___ Provided records ___

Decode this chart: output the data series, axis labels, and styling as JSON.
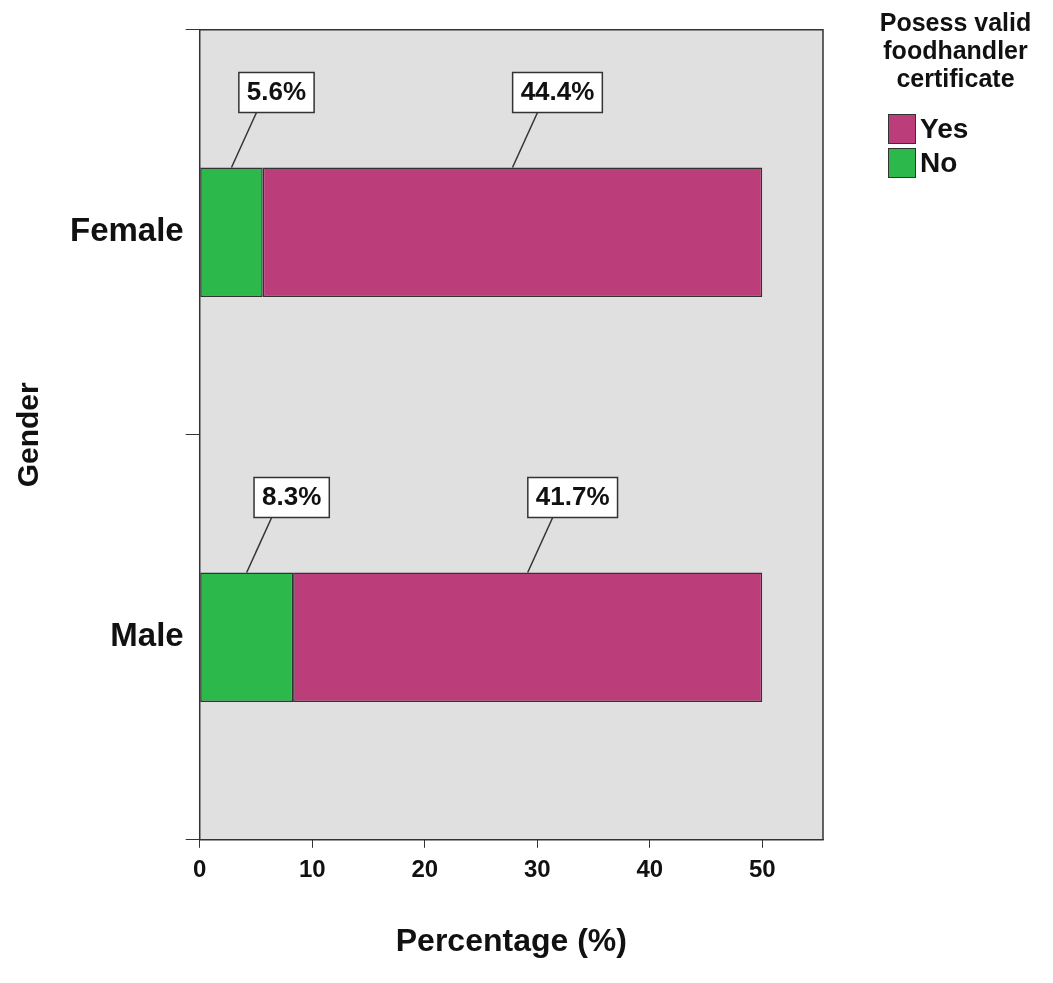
{
  "chart_data": {
    "type": "bar",
    "orientation": "horizontal",
    "stacked": true,
    "xlabel": "Percentage (%)",
    "ylabel": "Gender",
    "legend_title": "Posess valid foodhandler certificate",
    "legend": "right",
    "grid": false,
    "categories": [
      "Female",
      "Male"
    ],
    "xlim": [
      0,
      55.4
    ],
    "xticks": [
      0,
      10,
      20,
      30,
      40,
      50
    ],
    "series": [
      {
        "name": "No",
        "color": "#2db84b",
        "values": [
          5.6,
          8.3
        ],
        "value_labels": [
          "5.6%",
          "8.3%"
        ]
      },
      {
        "name": "Yes",
        "color": "#bb3d7a",
        "values": [
          44.4,
          41.7
        ],
        "value_labels": [
          "44.4%",
          "41.7%"
        ]
      }
    ]
  }
}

___

# Stated exercise
All of the records above must be copied exactly, except for the pictures.

# Exercise solution
Decode this chart: output the data series, axis labels, and styling as JSON.
{
  "chart_data": {
    "type": "bar",
    "orientation": "horizontal",
    "stacked": true,
    "xlabel": "Percentage (%)",
    "ylabel": "Gender",
    "legend_title": "Posess valid foodhandler certificate",
    "legend": "right",
    "grid": false,
    "categories": [
      "Female",
      "Male"
    ],
    "xlim": [
      0,
      55.4
    ],
    "xticks": [
      0,
      10,
      20,
      30,
      40,
      50
    ],
    "series": [
      {
        "name": "No",
        "color": "#2db84b",
        "values": [
          5.6,
          8.3
        ],
        "value_labels": [
          "5.6%",
          "8.3%"
        ]
      },
      {
        "name": "Yes",
        "color": "#bb3d7a",
        "values": [
          44.4,
          41.7
        ],
        "value_labels": [
          "44.4%",
          "41.7%"
        ]
      }
    ]
  }
}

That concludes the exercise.